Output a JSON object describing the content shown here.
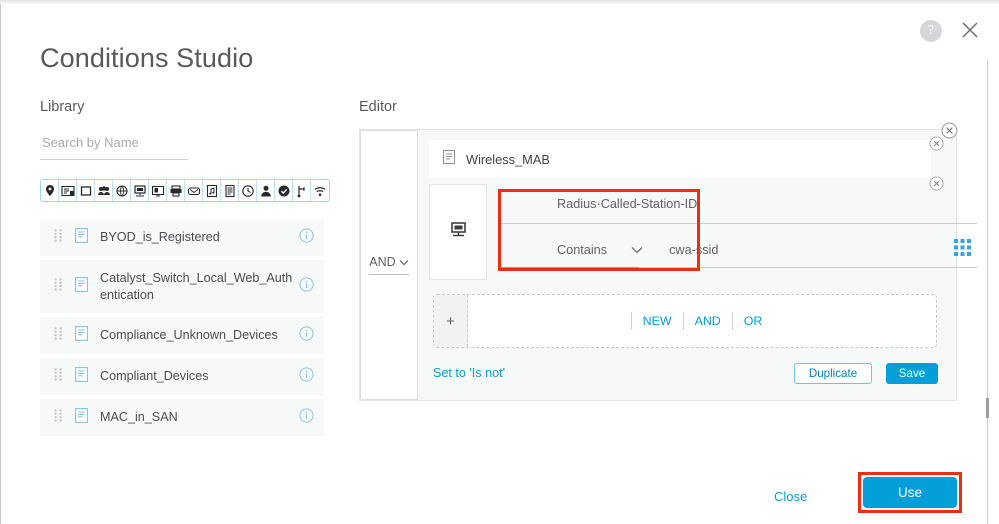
{
  "dialog": {
    "title": "Conditions Studio",
    "help_icon": "help-circle-icon",
    "close_icon": "close-x-icon"
  },
  "library": {
    "heading": "Library",
    "search": {
      "placeholder": "Search by Name",
      "value": ""
    },
    "filter_icons": [
      "location-pin-icon",
      "form-card-icon",
      "square-outline-icon",
      "people-group-icon",
      "globe-icon",
      "desktop-network-icon",
      "monitor-card-icon",
      "printer-icon",
      "envelope-icon",
      "note-music-icon",
      "server-rack-icon",
      "clock-icon",
      "person-icon",
      "check-circle-icon",
      "branch-icon",
      "wifi-icon"
    ],
    "items": [
      {
        "label": "BYOD_is_Registered",
        "icon": "condition-doc-icon",
        "info": "info-icon"
      },
      {
        "label": "Catalyst_Switch_Local_Web_Authentication",
        "icon": "condition-doc-icon",
        "info": "info-icon"
      },
      {
        "label": "Compliance_Unknown_Devices",
        "icon": "condition-doc-icon",
        "info": "info-icon"
      },
      {
        "label": "Compliant_Devices",
        "icon": "condition-doc-icon",
        "info": "info-icon"
      },
      {
        "label": "MAC_in_SAN",
        "icon": "condition-doc-icon",
        "info": "info-icon"
      }
    ]
  },
  "editor": {
    "heading": "Editor",
    "logic_operator": "AND",
    "blocks": [
      {
        "type": "library_reference",
        "label": "Wireless_MAB",
        "icon": "condition-doc-icon"
      }
    ],
    "condition": {
      "device_icon": "desktop-network-icon",
      "attribute": "Radius·Called-Station-ID",
      "operator": "Contains",
      "value": "cwa-ssid",
      "picker_icon": "grid-apps-icon"
    },
    "add_row": {
      "plus_label": "+",
      "buttons": [
        "NEW",
        "AND",
        "OR"
      ]
    },
    "footer": {
      "is_not_link": "Set to 'Is not'",
      "duplicate_label": "Duplicate",
      "save_label": "Save"
    }
  },
  "footer": {
    "close_label": "Close",
    "use_label": "Use"
  },
  "annotations": {
    "highlight_color": "#ef2d17",
    "boxes": [
      "condition-attribute-operator",
      "use-button"
    ]
  },
  "colors": {
    "accent_blue": "#049fd9",
    "panel_bg": "#f7f8f8",
    "text": "#4a4c4e",
    "highlight_red": "#ef2d17"
  }
}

**********

## [SHORT TASK]
Print all the records again exactly; do not include any picture.

## [SOLUTION TO THIS TASK]
Output a JSON object describing the content shown here.
{
  "dialog": {
    "title": "Conditions Studio",
    "help_icon": "help-circle-icon",
    "close_icon": "close-x-icon"
  },
  "library": {
    "heading": "Library",
    "search": {
      "placeholder": "Search by Name",
      "value": ""
    },
    "filter_icons": [
      "location-pin-icon",
      "form-card-icon",
      "square-outline-icon",
      "people-group-icon",
      "globe-icon",
      "desktop-network-icon",
      "monitor-card-icon",
      "printer-icon",
      "envelope-icon",
      "note-music-icon",
      "server-rack-icon",
      "clock-icon",
      "person-icon",
      "check-circle-icon",
      "branch-icon",
      "wifi-icon"
    ],
    "items": [
      {
        "label": "BYOD_is_Registered",
        "icon": "condition-doc-icon",
        "info": "info-icon"
      },
      {
        "label": "Catalyst_Switch_Local_Web_Authentication",
        "icon": "condition-doc-icon",
        "info": "info-icon"
      },
      {
        "label": "Compliance_Unknown_Devices",
        "icon": "condition-doc-icon",
        "info": "info-icon"
      },
      {
        "label": "Compliant_Devices",
        "icon": "condition-doc-icon",
        "info": "info-icon"
      },
      {
        "label": "MAC_in_SAN",
        "icon": "condition-doc-icon",
        "info": "info-icon"
      }
    ]
  },
  "editor": {
    "heading": "Editor",
    "logic_operator": "AND",
    "blocks": [
      {
        "type": "library_reference",
        "label": "Wireless_MAB",
        "icon": "condition-doc-icon"
      }
    ],
    "condition": {
      "device_icon": "desktop-network-icon",
      "attribute": "Radius·Called-Station-ID",
      "operator": "Contains",
      "value": "cwa-ssid",
      "picker_icon": "grid-apps-icon"
    },
    "add_row": {
      "plus_label": "+",
      "buttons": [
        "NEW",
        "AND",
        "OR"
      ]
    },
    "footer": {
      "is_not_link": "Set to 'Is not'",
      "duplicate_label": "Duplicate",
      "save_label": "Save"
    }
  },
  "footer": {
    "close_label": "Close",
    "use_label": "Use"
  },
  "annotations": {
    "highlight_color": "#ef2d17",
    "boxes": [
      "condition-attribute-operator",
      "use-button"
    ]
  },
  "colors": {
    "accent_blue": "#049fd9",
    "panel_bg": "#f7f8f8",
    "text": "#4a4c4e",
    "highlight_red": "#ef2d17"
  }
}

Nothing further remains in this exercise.